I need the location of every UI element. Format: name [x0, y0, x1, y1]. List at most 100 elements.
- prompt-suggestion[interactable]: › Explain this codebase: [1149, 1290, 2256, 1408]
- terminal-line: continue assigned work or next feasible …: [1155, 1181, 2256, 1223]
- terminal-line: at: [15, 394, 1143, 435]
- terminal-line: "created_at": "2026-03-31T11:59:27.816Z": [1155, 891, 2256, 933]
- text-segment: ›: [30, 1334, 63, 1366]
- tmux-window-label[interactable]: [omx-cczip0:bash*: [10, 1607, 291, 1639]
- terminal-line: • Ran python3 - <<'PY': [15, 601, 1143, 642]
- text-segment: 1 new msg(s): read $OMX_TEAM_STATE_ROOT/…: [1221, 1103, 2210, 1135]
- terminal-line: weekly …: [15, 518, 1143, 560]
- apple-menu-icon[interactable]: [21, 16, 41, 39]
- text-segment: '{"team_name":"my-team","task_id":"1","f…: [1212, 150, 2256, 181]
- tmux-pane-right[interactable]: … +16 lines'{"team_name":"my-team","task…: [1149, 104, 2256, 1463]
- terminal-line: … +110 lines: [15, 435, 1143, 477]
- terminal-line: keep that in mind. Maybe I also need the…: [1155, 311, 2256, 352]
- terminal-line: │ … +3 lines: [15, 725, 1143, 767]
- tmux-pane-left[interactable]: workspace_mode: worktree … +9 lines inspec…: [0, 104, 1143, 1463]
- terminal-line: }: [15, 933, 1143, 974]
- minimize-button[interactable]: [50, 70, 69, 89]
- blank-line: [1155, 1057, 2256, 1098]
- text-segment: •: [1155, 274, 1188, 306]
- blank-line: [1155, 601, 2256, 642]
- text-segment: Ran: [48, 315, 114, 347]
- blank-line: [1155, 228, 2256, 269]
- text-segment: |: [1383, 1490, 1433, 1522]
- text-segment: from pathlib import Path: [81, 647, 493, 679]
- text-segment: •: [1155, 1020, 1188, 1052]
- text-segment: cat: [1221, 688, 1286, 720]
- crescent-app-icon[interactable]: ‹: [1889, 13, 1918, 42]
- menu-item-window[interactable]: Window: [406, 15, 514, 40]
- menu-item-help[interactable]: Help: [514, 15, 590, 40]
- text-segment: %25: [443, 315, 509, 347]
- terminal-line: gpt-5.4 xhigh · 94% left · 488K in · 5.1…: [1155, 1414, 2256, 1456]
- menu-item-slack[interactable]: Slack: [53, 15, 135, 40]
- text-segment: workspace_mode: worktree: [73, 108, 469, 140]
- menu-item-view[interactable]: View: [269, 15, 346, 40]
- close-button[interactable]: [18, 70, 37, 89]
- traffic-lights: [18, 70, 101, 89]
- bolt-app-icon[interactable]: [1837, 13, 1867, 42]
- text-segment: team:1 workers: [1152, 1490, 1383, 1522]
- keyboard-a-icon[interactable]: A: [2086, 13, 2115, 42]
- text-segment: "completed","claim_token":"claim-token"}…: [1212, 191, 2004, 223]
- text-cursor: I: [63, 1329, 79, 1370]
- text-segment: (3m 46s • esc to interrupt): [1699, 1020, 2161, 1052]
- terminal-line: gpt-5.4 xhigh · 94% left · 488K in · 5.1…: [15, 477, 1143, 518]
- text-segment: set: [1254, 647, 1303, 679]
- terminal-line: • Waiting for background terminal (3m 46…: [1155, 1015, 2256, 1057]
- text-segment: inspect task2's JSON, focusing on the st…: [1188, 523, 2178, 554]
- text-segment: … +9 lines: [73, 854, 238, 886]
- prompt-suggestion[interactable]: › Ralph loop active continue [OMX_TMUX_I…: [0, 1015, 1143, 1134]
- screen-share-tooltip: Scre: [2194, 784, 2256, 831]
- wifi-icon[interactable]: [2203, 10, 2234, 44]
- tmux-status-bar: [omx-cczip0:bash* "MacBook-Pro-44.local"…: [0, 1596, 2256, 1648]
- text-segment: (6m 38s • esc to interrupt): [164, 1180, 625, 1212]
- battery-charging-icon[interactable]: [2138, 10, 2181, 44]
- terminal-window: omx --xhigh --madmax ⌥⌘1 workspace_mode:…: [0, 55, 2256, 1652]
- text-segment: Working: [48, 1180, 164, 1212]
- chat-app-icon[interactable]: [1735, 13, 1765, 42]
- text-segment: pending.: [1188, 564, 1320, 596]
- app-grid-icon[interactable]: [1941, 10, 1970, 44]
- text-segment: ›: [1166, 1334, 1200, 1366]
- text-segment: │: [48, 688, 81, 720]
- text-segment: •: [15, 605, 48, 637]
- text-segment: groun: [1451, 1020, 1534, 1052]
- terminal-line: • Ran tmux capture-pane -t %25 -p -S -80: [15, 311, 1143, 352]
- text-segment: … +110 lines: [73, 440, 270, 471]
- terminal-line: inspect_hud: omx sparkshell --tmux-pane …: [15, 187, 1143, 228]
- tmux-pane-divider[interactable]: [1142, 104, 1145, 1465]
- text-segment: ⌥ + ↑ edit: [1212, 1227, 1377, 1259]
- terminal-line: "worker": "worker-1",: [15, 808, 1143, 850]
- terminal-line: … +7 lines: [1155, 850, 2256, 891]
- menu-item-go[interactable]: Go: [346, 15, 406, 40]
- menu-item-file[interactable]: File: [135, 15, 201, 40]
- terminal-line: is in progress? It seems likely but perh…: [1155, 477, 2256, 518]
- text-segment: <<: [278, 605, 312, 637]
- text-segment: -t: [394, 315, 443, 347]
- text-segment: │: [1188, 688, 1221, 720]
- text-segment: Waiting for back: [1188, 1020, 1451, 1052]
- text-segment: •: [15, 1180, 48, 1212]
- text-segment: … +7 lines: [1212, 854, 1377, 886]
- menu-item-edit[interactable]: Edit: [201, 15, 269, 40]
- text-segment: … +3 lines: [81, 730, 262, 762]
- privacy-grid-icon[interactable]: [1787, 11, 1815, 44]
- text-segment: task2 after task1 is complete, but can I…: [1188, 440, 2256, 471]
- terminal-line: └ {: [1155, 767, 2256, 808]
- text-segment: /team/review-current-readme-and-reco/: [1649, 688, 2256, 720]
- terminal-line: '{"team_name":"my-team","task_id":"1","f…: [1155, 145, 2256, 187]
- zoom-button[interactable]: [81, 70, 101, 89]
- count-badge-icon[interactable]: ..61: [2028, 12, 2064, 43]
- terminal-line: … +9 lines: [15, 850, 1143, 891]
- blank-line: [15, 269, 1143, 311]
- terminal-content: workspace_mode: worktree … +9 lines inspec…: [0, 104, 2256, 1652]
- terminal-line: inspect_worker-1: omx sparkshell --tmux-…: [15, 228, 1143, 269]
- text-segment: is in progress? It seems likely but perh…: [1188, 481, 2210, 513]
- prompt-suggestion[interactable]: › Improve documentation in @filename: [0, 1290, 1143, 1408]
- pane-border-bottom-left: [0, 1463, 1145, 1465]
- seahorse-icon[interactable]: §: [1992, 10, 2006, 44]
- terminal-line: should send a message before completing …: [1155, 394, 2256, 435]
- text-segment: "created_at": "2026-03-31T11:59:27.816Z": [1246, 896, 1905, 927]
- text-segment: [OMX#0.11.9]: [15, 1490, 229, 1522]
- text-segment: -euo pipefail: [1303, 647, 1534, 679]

————

_AIM OF THE TASK_
Retype every line of the material above, keeping each character unchanged.

_EXPECTED ANSWER_
I need the location of every UI element. Format: name [x0, y0, x1, y1]. List at most 100 elements.
- prompt-suggestion[interactable]: › Explain this codebase: [1149, 1290, 2256, 1408]
- terminal-line: continue assigned work or next feasible …: [1155, 1181, 2256, 1223]
- terminal-line: at: [15, 394, 1143, 435]
- terminal-line: "created_at": "2026-03-31T11:59:27.816Z": [1155, 891, 2256, 933]
- text-segment: ›: [30, 1334, 63, 1366]
- tmux-window-label[interactable]: [omx-cczip0:bash*: [10, 1607, 291, 1639]
- terminal-line: • Ran python3 - <<'PY': [15, 601, 1143, 642]
- text-segment: 1 new msg(s): read $OMX_TEAM_STATE_ROOT/…: [1221, 1103, 2210, 1135]
- terminal-line: weekly …: [15, 518, 1143, 560]
- apple-menu-icon[interactable]: [21, 16, 41, 39]
- text-segment: '{"team_name":"my-team","task_id":"1","f…: [1212, 150, 2256, 181]
- tmux-pane-right[interactable]: … +16 lines'{"team_name":"my-team","task…: [1149, 104, 2256, 1463]
- terminal-line: … +110 lines: [15, 435, 1143, 477]
- terminal-line: keep that in mind. Maybe I also need the…: [1155, 311, 2256, 352]
- terminal-line: │ … +3 lines: [15, 725, 1143, 767]
- tmux-pane-left[interactable]: workspace_mode: worktree … +9 lines inspec…: [0, 104, 1143, 1463]
- terminal-line: }: [15, 933, 1143, 974]
- minimize-button[interactable]: [50, 70, 69, 89]
- blank-line: [1155, 1057, 2256, 1098]
- text-segment: •: [1155, 274, 1188, 306]
- blank-line: [1155, 601, 2256, 642]
- text-segment: Ran: [48, 315, 114, 347]
- blank-line: [1155, 228, 2256, 269]
- text-segment: |: [1383, 1490, 1433, 1522]
- text-segment: from pathlib import Path: [81, 647, 493, 679]
- text-segment: •: [1155, 1020, 1188, 1052]
- text-segment: cat: [1221, 688, 1286, 720]
- crescent-app-icon[interactable]: ‹: [1889, 13, 1918, 42]
- menu-item-window[interactable]: Window: [406, 15, 514, 40]
- menu-item-help[interactable]: Help: [514, 15, 590, 40]
- text-segment: %25: [443, 315, 509, 347]
- terminal-line: gpt-5.4 xhigh · 94% left · 488K in · 5.1…: [1155, 1414, 2256, 1456]
- menu-item-slack[interactable]: Slack: [53, 15, 135, 40]
- text-segment: workspace_mode: worktree: [73, 108, 469, 140]
- menu-item-view[interactable]: View: [269, 15, 346, 40]
- close-button[interactable]: [18, 70, 37, 89]
- traffic-lights: [18, 70, 101, 89]
- bolt-app-icon[interactable]: [1837, 13, 1867, 42]
- text-segment: team:1 workers: [1152, 1490, 1383, 1522]
- keyboard-a-icon[interactable]: A: [2086, 13, 2115, 42]
- text-segment: "completed","claim_token":"claim-token"}…: [1212, 191, 2004, 223]
- text-cursor: I: [63, 1329, 79, 1370]
- text-segment: (3m 46s • esc to interrupt): [1699, 1020, 2161, 1052]
- terminal-line: gpt-5.4 xhigh · 94% left · 488K in · 5.1…: [15, 477, 1143, 518]
- text-segment: set: [1254, 647, 1303, 679]
- terminal-line: • Waiting for background terminal (3m 46…: [1155, 1015, 2256, 1057]
- text-segment: inspect task2's JSON, focusing on the st…: [1188, 523, 2178, 554]
- text-segment: … +9 lines: [73, 854, 238, 886]
- prompt-suggestion[interactable]: › Ralph loop active continue [OMX_TMUX_I…: [0, 1015, 1143, 1134]
- screen-share-tooltip: Scre: [2194, 784, 2256, 831]
- wifi-icon[interactable]: [2203, 10, 2234, 44]
- tmux-status-bar: [omx-cczip0:bash* "MacBook-Pro-44.local"…: [0, 1596, 2256, 1648]
- text-segment: (6m 38s • esc to interrupt): [164, 1180, 625, 1212]
- battery-charging-icon[interactable]: [2138, 10, 2181, 44]
- terminal-window: omx --xhigh --madmax ⌥⌘1 workspace_mode:…: [0, 55, 2256, 1652]
- text-segment: Working: [48, 1180, 164, 1212]
- chat-app-icon[interactable]: [1735, 13, 1765, 42]
- text-segment: pending.: [1188, 564, 1320, 596]
- app-grid-icon[interactable]: [1941, 10, 1970, 44]
- text-segment: ›: [1166, 1334, 1200, 1366]
- text-segment: │: [48, 688, 81, 720]
- text-segment: •: [15, 605, 48, 637]
- text-segment: groun: [1451, 1020, 1534, 1052]
- terminal-line: • Ran tmux capture-pane -t %25 -p -S -80: [15, 311, 1143, 352]
- text-segment: … +110 lines: [73, 440, 270, 471]
- terminal-line: inspect_hud: omx sparkshell --tmux-pane …: [15, 187, 1143, 228]
- tmux-pane-divider[interactable]: [1142, 104, 1145, 1465]
- text-segment: ⌥ + ↑ edit: [1212, 1227, 1377, 1259]
- terminal-line: "worker": "worker-1",: [15, 808, 1143, 850]
- terminal-line: … +7 lines: [1155, 850, 2256, 891]
- menu-item-go[interactable]: Go: [346, 15, 406, 40]
- menu-item-file[interactable]: File: [135, 15, 201, 40]
- terminal-line: is in progress? It seems likely but perh…: [1155, 477, 2256, 518]
- text-segment: <<: [278, 605, 312, 637]
- text-segment: -t: [394, 315, 443, 347]
- text-segment: │: [1188, 688, 1221, 720]
- text-segment: Waiting for back: [1188, 1020, 1451, 1052]
- text-segment: •: [15, 1180, 48, 1212]
- text-segment: … +7 lines: [1212, 854, 1377, 886]
- menu-item-edit[interactable]: Edit: [201, 15, 269, 40]
- text-segment: … +3 lines: [81, 730, 262, 762]
- privacy-grid-icon[interactable]: [1787, 11, 1815, 44]
- text-segment: task2 after task1 is complete, but can I…: [1188, 440, 2256, 471]
- terminal-line: └ {: [1155, 767, 2256, 808]
- text-segment: /team/review-current-readme-and-reco/: [1649, 688, 2256, 720]
- terminal-line: '{"team_name":"my-team","task_id":"1","f…: [1155, 145, 2256, 187]
- zoom-button[interactable]: [81, 70, 101, 89]
- count-badge-icon[interactable]: ..61: [2028, 12, 2064, 43]
- terminal-line: … +9 lines: [15, 850, 1143, 891]
- blank-line: [15, 269, 1143, 311]
- terminal-content: workspace_mode: worktree … +9 lines inspec…: [0, 104, 2256, 1652]
- terminal-line: inspect_worker-1: omx sparkshell --tmux-…: [15, 228, 1143, 269]
- text-segment: is in progress? It seems likely but perh…: [1188, 481, 2210, 513]
- prompt-suggestion[interactable]: › Improve documentation in @filename: [0, 1290, 1143, 1408]
- pane-border-bottom-left: [0, 1463, 1145, 1465]
- seahorse-icon[interactable]: §: [1992, 10, 2006, 44]
- terminal-line: should send a message before completing …: [1155, 394, 2256, 435]
- text-segment: "created_at": "2026-03-31T11:59:27.816Z": [1246, 896, 1905, 927]
- text-segment: [OMX#0.11.9]: [15, 1490, 229, 1522]
- text-segment: -euo pipefail: [1303, 647, 1534, 679]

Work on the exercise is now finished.